Lines containing the word "page" should be extracted in full.
:::
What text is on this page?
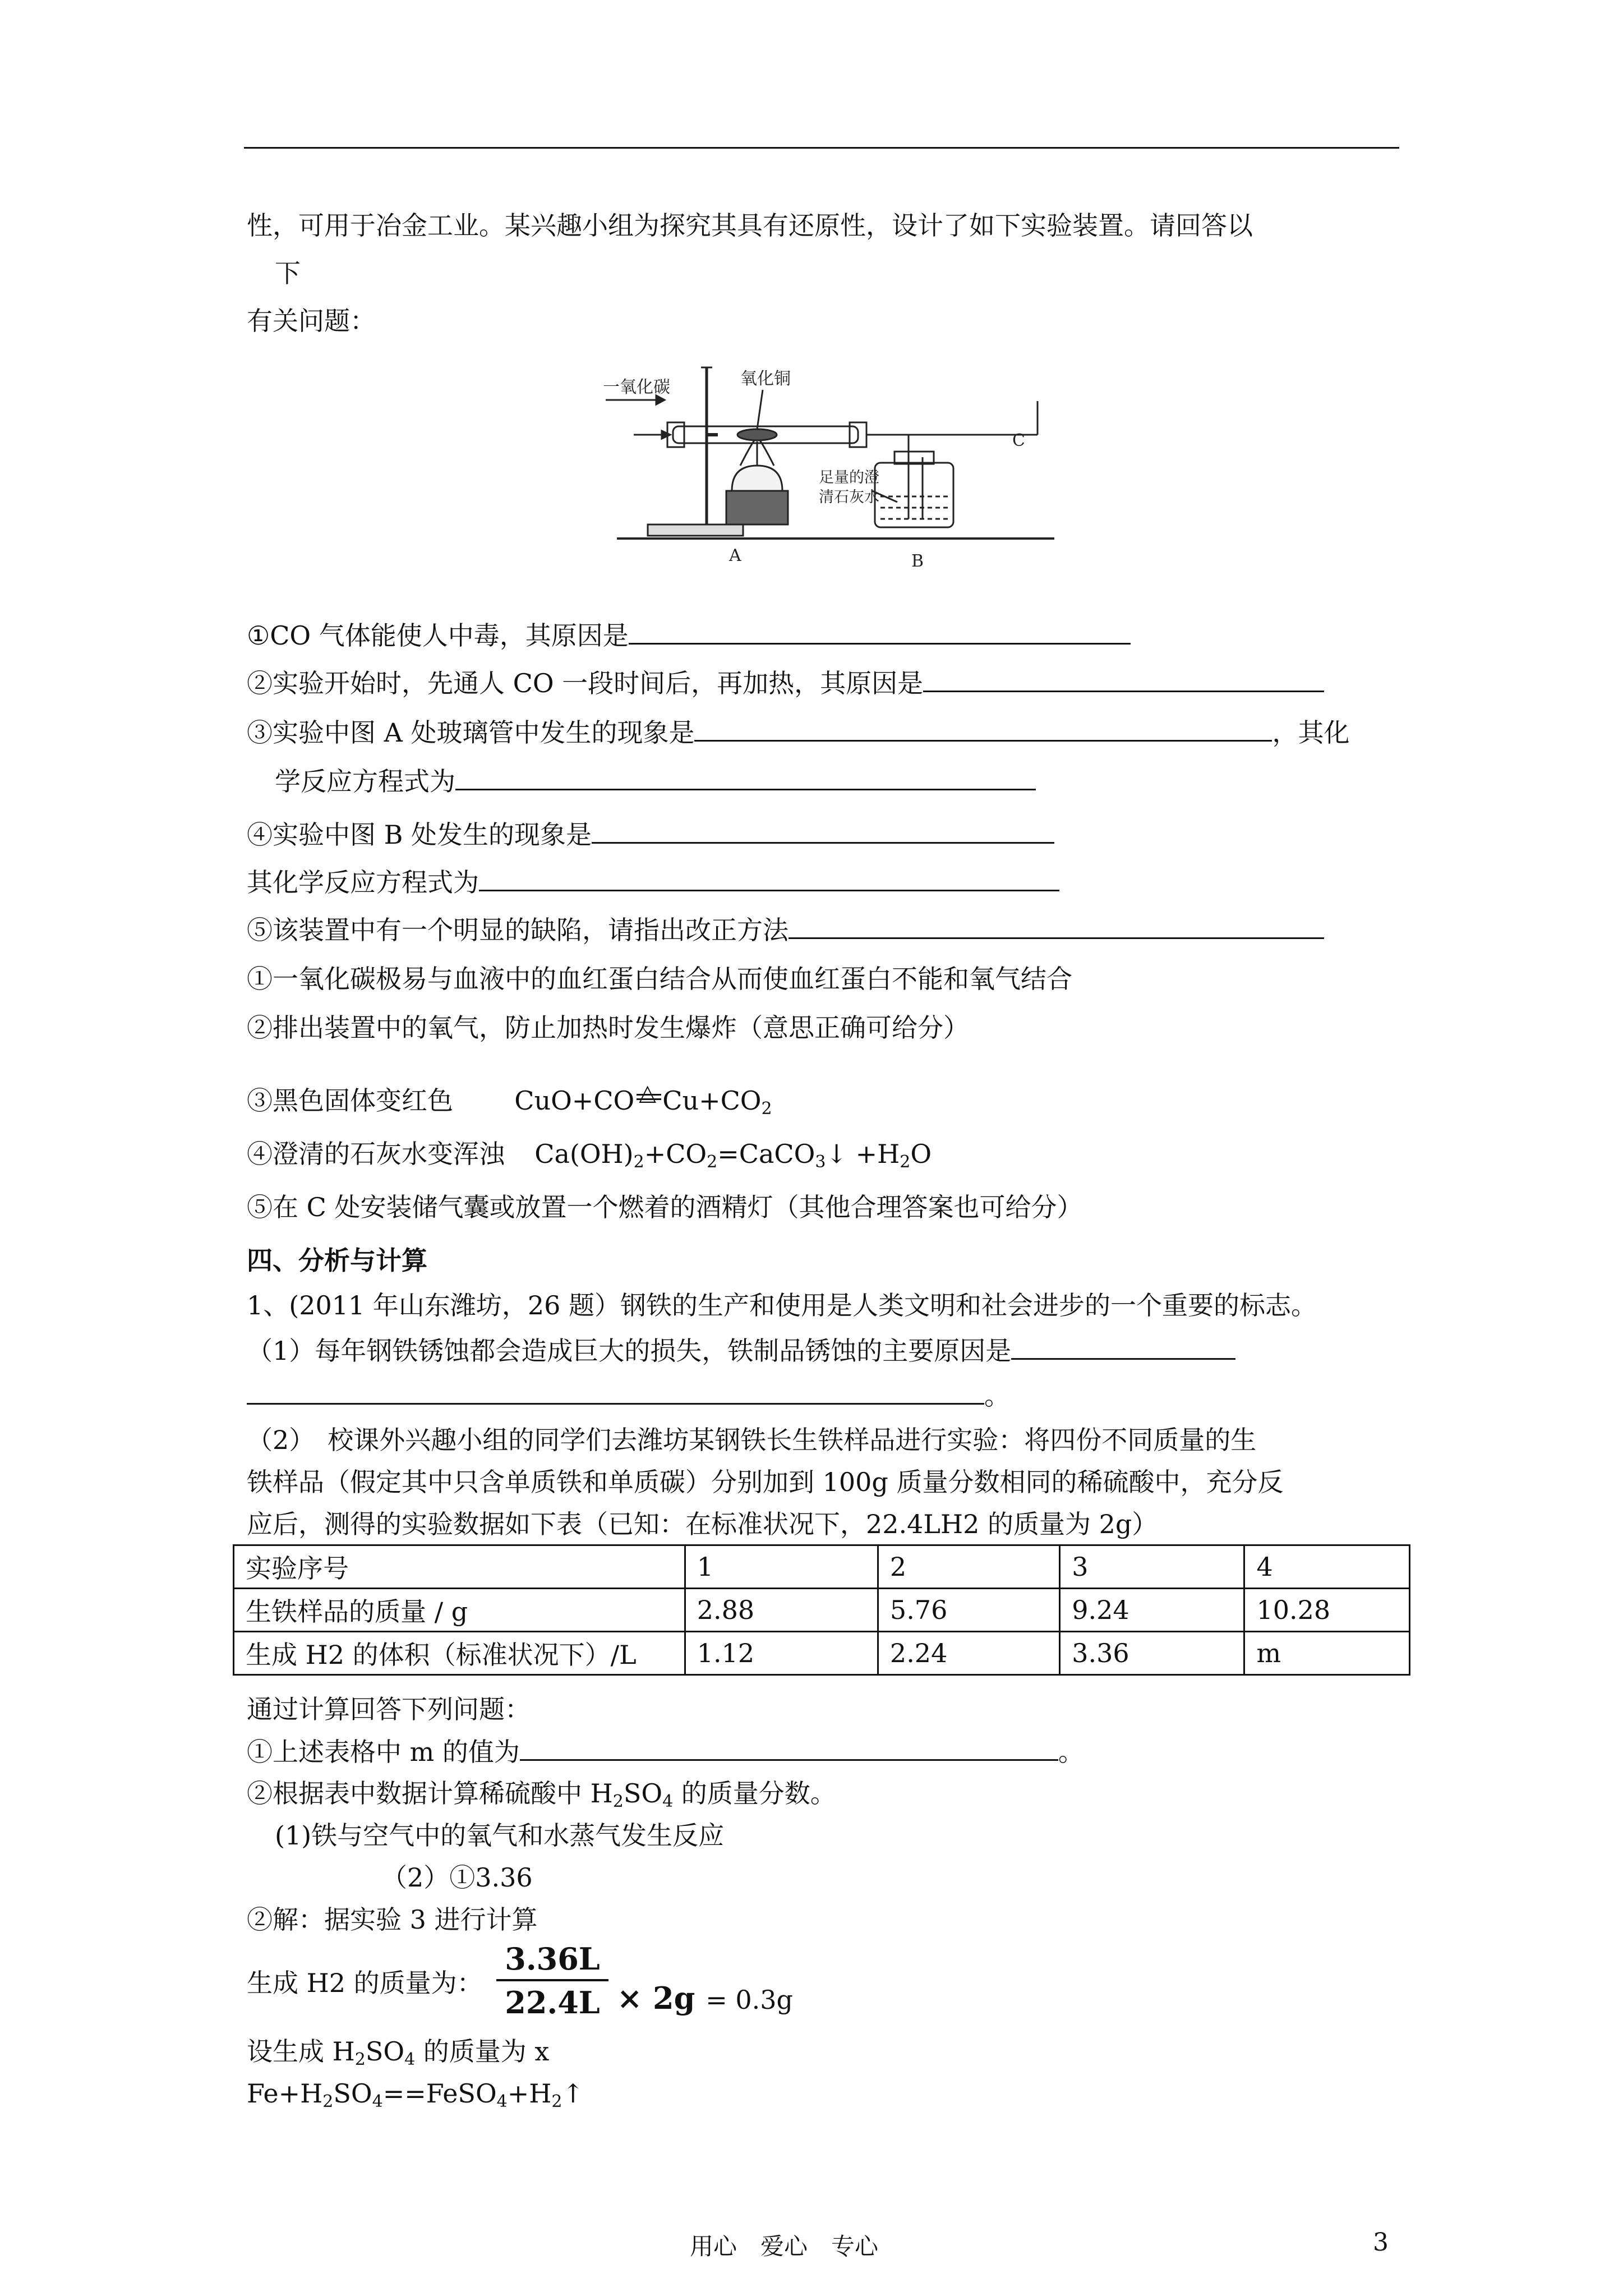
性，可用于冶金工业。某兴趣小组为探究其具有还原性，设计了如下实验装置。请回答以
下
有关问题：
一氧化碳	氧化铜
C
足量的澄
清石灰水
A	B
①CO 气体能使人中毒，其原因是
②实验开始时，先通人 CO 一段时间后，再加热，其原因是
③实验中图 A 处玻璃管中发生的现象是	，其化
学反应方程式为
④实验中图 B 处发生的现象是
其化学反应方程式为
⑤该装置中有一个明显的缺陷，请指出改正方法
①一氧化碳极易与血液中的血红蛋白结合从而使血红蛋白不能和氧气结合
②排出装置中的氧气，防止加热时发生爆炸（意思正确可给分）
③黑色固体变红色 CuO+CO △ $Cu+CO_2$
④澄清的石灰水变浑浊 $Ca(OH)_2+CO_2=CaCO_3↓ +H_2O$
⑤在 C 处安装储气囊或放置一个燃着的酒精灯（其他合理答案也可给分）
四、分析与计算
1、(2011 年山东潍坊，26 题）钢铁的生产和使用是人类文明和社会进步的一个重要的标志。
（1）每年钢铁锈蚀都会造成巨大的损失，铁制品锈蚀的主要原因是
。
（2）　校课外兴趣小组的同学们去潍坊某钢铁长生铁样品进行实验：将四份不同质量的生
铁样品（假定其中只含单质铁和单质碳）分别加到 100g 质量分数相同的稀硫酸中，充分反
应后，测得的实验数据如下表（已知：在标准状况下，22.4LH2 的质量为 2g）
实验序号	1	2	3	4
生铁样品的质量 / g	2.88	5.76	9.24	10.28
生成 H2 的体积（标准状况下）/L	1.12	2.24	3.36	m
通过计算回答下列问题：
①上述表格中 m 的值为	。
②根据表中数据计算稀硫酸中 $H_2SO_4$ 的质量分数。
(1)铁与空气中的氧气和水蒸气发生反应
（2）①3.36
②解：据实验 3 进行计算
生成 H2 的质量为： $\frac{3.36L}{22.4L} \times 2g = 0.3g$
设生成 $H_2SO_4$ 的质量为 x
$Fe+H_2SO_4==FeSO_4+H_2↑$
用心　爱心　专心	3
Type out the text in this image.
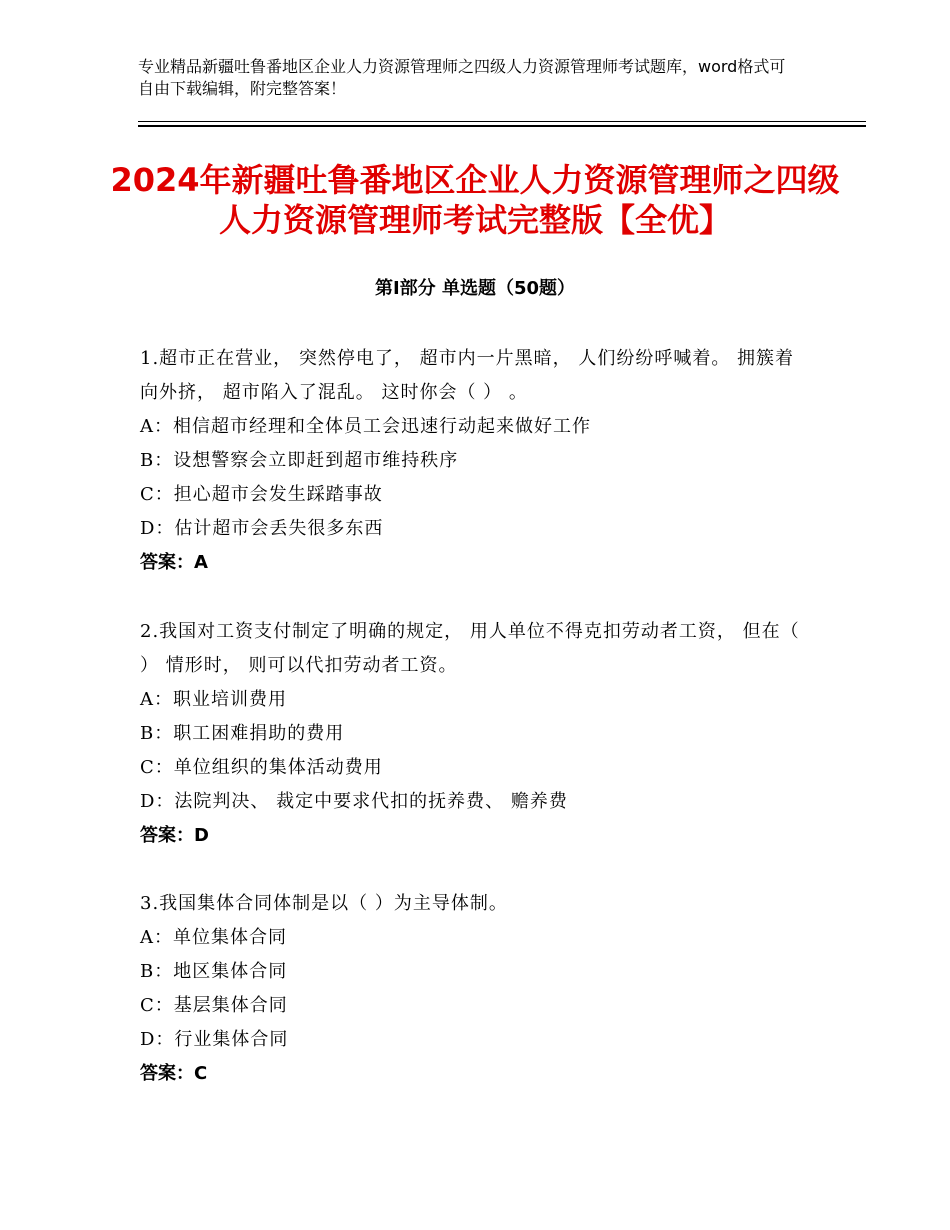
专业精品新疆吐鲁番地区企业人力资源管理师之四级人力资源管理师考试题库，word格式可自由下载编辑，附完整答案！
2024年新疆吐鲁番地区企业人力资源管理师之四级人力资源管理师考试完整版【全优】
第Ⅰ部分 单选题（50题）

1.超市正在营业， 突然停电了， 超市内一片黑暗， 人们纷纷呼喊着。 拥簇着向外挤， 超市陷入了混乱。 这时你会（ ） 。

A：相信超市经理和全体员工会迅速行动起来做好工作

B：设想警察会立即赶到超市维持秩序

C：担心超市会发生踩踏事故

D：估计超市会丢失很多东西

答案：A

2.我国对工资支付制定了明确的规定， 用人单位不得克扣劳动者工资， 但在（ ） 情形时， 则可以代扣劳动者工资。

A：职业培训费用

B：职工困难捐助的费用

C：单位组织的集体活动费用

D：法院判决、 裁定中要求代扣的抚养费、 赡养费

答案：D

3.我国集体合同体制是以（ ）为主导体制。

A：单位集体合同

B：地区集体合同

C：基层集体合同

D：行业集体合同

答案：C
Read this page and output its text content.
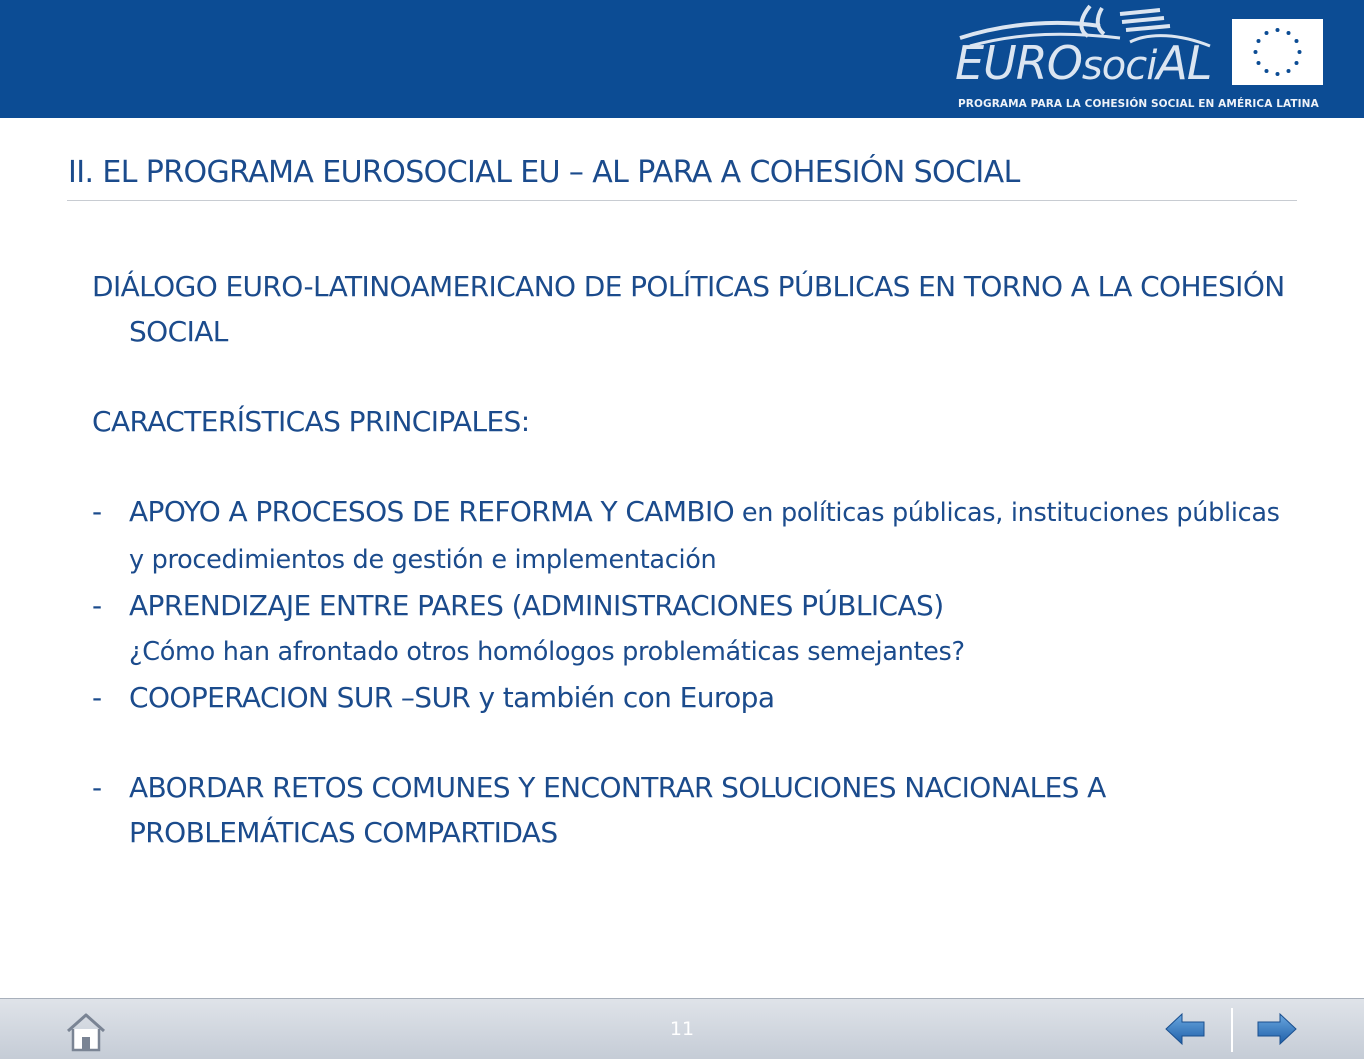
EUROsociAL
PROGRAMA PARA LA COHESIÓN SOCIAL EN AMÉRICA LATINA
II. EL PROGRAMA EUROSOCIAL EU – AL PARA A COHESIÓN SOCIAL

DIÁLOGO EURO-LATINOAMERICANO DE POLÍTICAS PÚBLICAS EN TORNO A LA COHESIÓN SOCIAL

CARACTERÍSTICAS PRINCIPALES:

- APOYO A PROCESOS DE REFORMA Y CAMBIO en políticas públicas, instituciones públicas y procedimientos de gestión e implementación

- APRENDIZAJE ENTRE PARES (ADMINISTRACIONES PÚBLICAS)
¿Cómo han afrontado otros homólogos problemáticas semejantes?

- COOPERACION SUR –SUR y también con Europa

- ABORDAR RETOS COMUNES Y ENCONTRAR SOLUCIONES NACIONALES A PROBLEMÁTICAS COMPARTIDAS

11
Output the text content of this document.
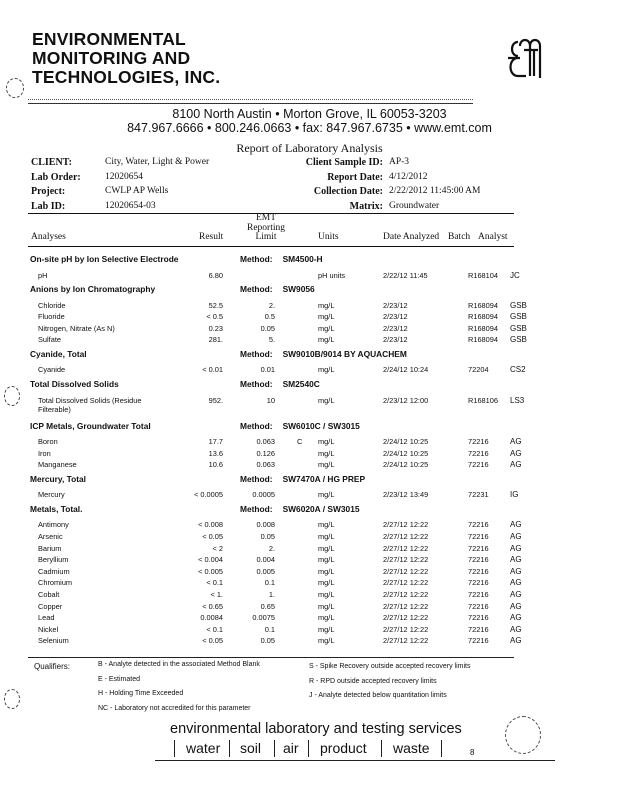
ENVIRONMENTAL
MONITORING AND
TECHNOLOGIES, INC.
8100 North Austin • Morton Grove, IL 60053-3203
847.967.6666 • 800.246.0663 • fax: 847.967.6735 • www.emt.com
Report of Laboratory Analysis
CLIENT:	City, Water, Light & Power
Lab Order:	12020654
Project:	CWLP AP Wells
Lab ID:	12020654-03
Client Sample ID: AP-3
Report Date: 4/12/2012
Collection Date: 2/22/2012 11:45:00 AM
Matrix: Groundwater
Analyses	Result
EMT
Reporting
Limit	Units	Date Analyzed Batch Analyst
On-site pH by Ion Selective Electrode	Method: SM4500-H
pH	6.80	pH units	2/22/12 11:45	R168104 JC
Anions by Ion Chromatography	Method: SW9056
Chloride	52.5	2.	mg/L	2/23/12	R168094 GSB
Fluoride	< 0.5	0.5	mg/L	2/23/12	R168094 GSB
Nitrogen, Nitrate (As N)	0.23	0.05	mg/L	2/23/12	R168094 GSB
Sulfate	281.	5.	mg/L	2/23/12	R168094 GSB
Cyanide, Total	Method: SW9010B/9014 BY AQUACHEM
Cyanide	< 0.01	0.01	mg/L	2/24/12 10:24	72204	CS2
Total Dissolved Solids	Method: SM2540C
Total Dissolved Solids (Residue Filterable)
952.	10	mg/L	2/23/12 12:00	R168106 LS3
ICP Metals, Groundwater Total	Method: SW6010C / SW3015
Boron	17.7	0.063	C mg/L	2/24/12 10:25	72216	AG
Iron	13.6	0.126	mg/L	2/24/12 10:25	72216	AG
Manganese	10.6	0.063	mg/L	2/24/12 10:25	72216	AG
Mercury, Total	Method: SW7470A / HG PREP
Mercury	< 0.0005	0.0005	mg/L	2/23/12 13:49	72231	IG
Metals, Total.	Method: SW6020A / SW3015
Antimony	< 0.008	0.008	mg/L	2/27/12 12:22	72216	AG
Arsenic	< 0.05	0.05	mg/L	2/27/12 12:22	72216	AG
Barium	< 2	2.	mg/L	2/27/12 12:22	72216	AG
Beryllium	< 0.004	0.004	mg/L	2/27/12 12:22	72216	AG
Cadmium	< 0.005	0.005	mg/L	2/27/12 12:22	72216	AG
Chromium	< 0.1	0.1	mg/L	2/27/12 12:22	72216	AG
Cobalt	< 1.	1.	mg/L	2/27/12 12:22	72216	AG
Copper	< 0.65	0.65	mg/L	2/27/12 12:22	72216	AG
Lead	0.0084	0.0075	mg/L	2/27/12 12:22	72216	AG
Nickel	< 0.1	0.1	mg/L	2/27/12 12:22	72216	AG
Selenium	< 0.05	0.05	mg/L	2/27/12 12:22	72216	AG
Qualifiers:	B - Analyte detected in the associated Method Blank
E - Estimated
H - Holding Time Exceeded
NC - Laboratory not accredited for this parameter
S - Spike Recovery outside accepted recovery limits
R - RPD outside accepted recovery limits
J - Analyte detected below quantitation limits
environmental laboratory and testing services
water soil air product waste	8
:::
_Written answer:_
What text is on this page?
Read this page and output its text content.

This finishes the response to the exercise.